Dataset records =>
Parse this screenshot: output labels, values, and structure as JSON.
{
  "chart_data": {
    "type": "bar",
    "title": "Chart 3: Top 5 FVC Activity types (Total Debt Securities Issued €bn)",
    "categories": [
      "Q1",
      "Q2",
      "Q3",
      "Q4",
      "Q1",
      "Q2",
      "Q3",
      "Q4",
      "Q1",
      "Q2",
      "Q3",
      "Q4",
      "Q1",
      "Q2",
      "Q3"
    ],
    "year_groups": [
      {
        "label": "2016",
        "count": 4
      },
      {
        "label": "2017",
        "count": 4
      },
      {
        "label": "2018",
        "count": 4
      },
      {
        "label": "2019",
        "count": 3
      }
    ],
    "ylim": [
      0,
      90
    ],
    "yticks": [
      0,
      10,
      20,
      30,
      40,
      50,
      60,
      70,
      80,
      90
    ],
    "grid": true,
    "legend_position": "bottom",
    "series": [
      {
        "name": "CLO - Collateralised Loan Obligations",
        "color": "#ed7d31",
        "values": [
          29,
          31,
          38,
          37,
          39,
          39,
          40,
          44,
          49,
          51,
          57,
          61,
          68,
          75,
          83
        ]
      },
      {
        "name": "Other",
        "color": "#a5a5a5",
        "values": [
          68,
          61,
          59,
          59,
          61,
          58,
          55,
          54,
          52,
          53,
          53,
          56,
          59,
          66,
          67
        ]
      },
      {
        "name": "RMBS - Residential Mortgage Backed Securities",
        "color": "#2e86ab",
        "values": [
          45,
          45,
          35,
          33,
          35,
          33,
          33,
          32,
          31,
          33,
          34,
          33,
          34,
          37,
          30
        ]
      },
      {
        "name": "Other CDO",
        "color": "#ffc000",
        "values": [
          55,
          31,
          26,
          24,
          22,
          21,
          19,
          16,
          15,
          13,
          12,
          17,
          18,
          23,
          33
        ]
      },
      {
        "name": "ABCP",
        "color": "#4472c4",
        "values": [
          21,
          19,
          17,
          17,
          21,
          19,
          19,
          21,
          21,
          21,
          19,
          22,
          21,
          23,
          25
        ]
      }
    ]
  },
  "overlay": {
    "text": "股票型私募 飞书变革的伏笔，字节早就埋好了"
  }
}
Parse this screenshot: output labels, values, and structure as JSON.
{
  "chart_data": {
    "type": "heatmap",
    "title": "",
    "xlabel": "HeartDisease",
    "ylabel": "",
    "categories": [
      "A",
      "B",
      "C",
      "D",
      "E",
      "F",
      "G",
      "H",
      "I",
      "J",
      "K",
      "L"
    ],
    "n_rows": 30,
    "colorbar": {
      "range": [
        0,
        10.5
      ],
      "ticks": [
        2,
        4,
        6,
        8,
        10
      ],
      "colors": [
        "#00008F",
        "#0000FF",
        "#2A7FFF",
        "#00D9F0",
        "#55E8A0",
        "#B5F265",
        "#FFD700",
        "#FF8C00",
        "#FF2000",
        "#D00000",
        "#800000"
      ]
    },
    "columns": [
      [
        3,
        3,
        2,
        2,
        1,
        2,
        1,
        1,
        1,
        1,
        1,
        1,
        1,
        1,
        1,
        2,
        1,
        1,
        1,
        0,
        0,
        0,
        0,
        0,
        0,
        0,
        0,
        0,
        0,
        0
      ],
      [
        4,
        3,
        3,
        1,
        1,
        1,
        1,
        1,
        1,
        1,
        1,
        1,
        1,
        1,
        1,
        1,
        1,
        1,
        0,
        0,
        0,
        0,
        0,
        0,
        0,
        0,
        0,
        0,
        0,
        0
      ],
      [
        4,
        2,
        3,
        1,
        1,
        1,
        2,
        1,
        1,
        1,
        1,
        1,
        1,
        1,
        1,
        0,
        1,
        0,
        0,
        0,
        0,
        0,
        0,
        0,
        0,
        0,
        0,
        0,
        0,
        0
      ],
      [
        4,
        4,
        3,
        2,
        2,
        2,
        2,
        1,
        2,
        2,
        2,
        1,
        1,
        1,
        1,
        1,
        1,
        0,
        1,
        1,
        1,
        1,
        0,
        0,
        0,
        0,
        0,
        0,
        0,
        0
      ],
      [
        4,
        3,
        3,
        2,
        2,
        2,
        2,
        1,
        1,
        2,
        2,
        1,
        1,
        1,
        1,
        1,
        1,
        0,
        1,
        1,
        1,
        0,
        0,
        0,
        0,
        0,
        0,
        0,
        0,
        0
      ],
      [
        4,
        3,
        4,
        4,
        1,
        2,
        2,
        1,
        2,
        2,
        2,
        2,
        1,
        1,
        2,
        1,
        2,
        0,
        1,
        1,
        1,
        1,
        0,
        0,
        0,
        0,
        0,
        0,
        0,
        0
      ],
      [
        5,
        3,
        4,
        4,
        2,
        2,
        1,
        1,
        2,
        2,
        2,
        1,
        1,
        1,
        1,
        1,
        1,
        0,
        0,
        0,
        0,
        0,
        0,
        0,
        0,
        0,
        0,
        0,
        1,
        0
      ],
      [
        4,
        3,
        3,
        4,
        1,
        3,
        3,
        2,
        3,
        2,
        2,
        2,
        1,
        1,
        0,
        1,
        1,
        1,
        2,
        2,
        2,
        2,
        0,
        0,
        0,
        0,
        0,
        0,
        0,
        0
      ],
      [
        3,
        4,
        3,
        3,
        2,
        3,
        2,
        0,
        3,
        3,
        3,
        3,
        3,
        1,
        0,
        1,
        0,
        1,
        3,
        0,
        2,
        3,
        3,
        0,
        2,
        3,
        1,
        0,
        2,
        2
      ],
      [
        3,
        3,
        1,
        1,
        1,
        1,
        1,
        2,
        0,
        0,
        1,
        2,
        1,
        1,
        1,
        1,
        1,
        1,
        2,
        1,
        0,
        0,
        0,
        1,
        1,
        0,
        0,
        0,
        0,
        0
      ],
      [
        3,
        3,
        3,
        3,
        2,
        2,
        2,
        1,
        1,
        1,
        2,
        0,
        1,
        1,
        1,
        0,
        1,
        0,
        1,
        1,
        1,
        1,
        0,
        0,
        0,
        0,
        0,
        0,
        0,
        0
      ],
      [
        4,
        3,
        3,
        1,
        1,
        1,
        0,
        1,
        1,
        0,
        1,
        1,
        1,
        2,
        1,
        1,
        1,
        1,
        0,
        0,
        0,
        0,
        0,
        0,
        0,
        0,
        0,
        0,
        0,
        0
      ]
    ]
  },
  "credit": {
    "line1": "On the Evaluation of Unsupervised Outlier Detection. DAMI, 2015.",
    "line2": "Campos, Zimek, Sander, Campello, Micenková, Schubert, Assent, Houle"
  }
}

What you need to do => Take the data above and return it exactly.

Answer in full =>
Parse this screenshot: output labels, values, and structure as JSON.
{
  "chart_data": {
    "type": "bar",
    "title": "Chart 3: Top 5 FVC Activity types (Total Debt Securities Issued €bn)",
    "categories": [
      "Q1",
      "Q2",
      "Q3",
      "Q4",
      "Q1",
      "Q2",
      "Q3",
      "Q4",
      "Q1",
      "Q2",
      "Q3",
      "Q4",
      "Q1",
      "Q2",
      "Q3"
    ],
    "year_groups": [
      {
        "label": "2016",
        "count": 4
      },
      {
        "label": "2017",
        "count": 4
      },
      {
        "label": "2018",
        "count": 4
      },
      {
        "label": "2019",
        "count": 3
      }
    ],
    "ylim": [
      0,
      90
    ],
    "yticks": [
      0,
      10,
      20,
      30,
      40,
      50,
      60,
      70,
      80,
      90
    ],
    "grid": true,
    "legend_position": "bottom",
    "series": [
      {
        "name": "CLO - Collateralised Loan Obligations",
        "color": "#ed7d31",
        "values": [
          29,
          31,
          38,
          37,
          39,
          39,
          40,
          44,
          49,
          51,
          57,
          61,
          68,
          75,
          83
        ]
      },
      {
        "name": "Other",
        "color": "#a5a5a5",
        "values": [
          68,
          61,
          59,
          59,
          61,
          58,
          55,
          54,
          52,
          53,
          53,
          56,
          59,
          66,
          67
        ]
      },
      {
        "name": "RMBS - Residential Mortgage Backed Securities",
        "color": "#2e86ab",
        "values": [
          45,
          45,
          35,
          33,
          35,
          33,
          33,
          32,
          31,
          33,
          34,
          33,
          34,
          37,
          30
        ]
      },
      {
        "name": "Other CDO",
        "color": "#ffc000",
        "values": [
          55,
          31,
          26,
          24,
          22,
          21,
          19,
          16,
          15,
          13,
          12,
          17,
          18,
          23,
          33
        ]
      },
      {
        "name": "ABCP",
        "color": "#4472c4",
        "values": [
          21,
          19,
          17,
          17,
          21,
          19,
          19,
          21,
          21,
          21,
          19,
          22,
          21,
          23,
          25
        ]
      }
    ]
  },
  "overlay": {
    "text": "股票型私募 飞书变革的伏笔，字节早就埋好了"
  }
}
Parse this screenshot: output labels, values, and structure as JSON.
{
  "chart_data": {
    "type": "heatmap",
    "title": "",
    "xlabel": "HeartDisease",
    "ylabel": "",
    "categories": [
      "A",
      "B",
      "C",
      "D",
      "E",
      "F",
      "G",
      "H",
      "I",
      "J",
      "K",
      "L"
    ],
    "n_rows": 30,
    "colorbar": {
      "range": [
        0,
        10.5
      ],
      "ticks": [
        2,
        4,
        6,
        8,
        10
      ],
      "colors": [
        "#00008F",
        "#0000FF",
        "#2A7FFF",
        "#00D9F0",
        "#55E8A0",
        "#B5F265",
        "#FFD700",
        "#FF8C00",
        "#FF2000",
        "#D00000",
        "#800000"
      ]
    },
    "columns": [
      [
        3,
        3,
        2,
        2,
        1,
        2,
        1,
        1,
        1,
        1,
        1,
        1,
        1,
        1,
        1,
        2,
        1,
        1,
        1,
        0,
        0,
        0,
        0,
        0,
        0,
        0,
        0,
        0,
        0,
        0
      ],
      [
        4,
        3,
        3,
        1,
        1,
        1,
        1,
        1,
        1,
        1,
        1,
        1,
        1,
        1,
        1,
        1,
        1,
        1,
        0,
        0,
        0,
        0,
        0,
        0,
        0,
        0,
        0,
        0,
        0,
        0
      ],
      [
        4,
        2,
        3,
        1,
        1,
        1,
        2,
        1,
        1,
        1,
        1,
        1,
        1,
        1,
        1,
        0,
        1,
        0,
        0,
        0,
        0,
        0,
        0,
        0,
        0,
        0,
        0,
        0,
        0,
        0
      ],
      [
        4,
        4,
        3,
        2,
        2,
        2,
        2,
        1,
        2,
        2,
        2,
        1,
        1,
        1,
        1,
        1,
        1,
        0,
        1,
        1,
        1,
        1,
        0,
        0,
        0,
        0,
        0,
        0,
        0,
        0
      ],
      [
        4,
        3,
        3,
        2,
        2,
        2,
        2,
        1,
        1,
        2,
        2,
        1,
        1,
        1,
        1,
        1,
        1,
        0,
        1,
        1,
        1,
        0,
        0,
        0,
        0,
        0,
        0,
        0,
        0,
        0
      ],
      [
        4,
        3,
        4,
        4,
        1,
        2,
        2,
        1,
        2,
        2,
        2,
        2,
        1,
        1,
        2,
        1,
        2,
        0,
        1,
        1,
        1,
        1,
        0,
        0,
        0,
        0,
        0,
        0,
        0,
        0
      ],
      [
        5,
        3,
        4,
        4,
        2,
        2,
        1,
        1,
        2,
        2,
        2,
        1,
        1,
        1,
        1,
        1,
        1,
        0,
        0,
        0,
        0,
        0,
        0,
        0,
        0,
        0,
        0,
        0,
        1,
        0
      ],
      [
        4,
        3,
        3,
        4,
        1,
        3,
        3,
        2,
        3,
        2,
        2,
        2,
        1,
        1,
        0,
        1,
        1,
        1,
        2,
        2,
        2,
        2,
        0,
        0,
        0,
        0,
        0,
        0,
        0,
        0
      ],
      [
        3,
        4,
        3,
        3,
        2,
        3,
        2,
        0,
        3,
        3,
        3,
        3,
        3,
        1,
        0,
        1,
        0,
        1,
        3,
        0,
        2,
        3,
        3,
        0,
        2,
        3,
        1,
        0,
        2,
        2
      ],
      [
        3,
        3,
        1,
        1,
        1,
        1,
        1,
        2,
        0,
        0,
        1,
        2,
        1,
        1,
        1,
        1,
        1,
        1,
        2,
        1,
        0,
        0,
        0,
        1,
        1,
        0,
        0,
        0,
        0,
        0
      ],
      [
        3,
        3,
        3,
        3,
        2,
        2,
        2,
        1,
        1,
        1,
        2,
        0,
        1,
        1,
        1,
        0,
        1,
        0,
        1,
        1,
        1,
        1,
        0,
        0,
        0,
        0,
        0,
        0,
        0,
        0
      ],
      [
        4,
        3,
        3,
        1,
        1,
        1,
        0,
        1,
        1,
        0,
        1,
        1,
        1,
        2,
        1,
        1,
        1,
        1,
        0,
        0,
        0,
        0,
        0,
        0,
        0,
        0,
        0,
        0,
        0,
        0
      ]
    ]
  },
  "credit": {
    "line1": "On the Evaluation of Unsupervised Outlier Detection. DAMI, 2015.",
    "line2": "Campos, Zimek, Sander, Campello, Micenková, Schubert, Assent, Houle"
  }
}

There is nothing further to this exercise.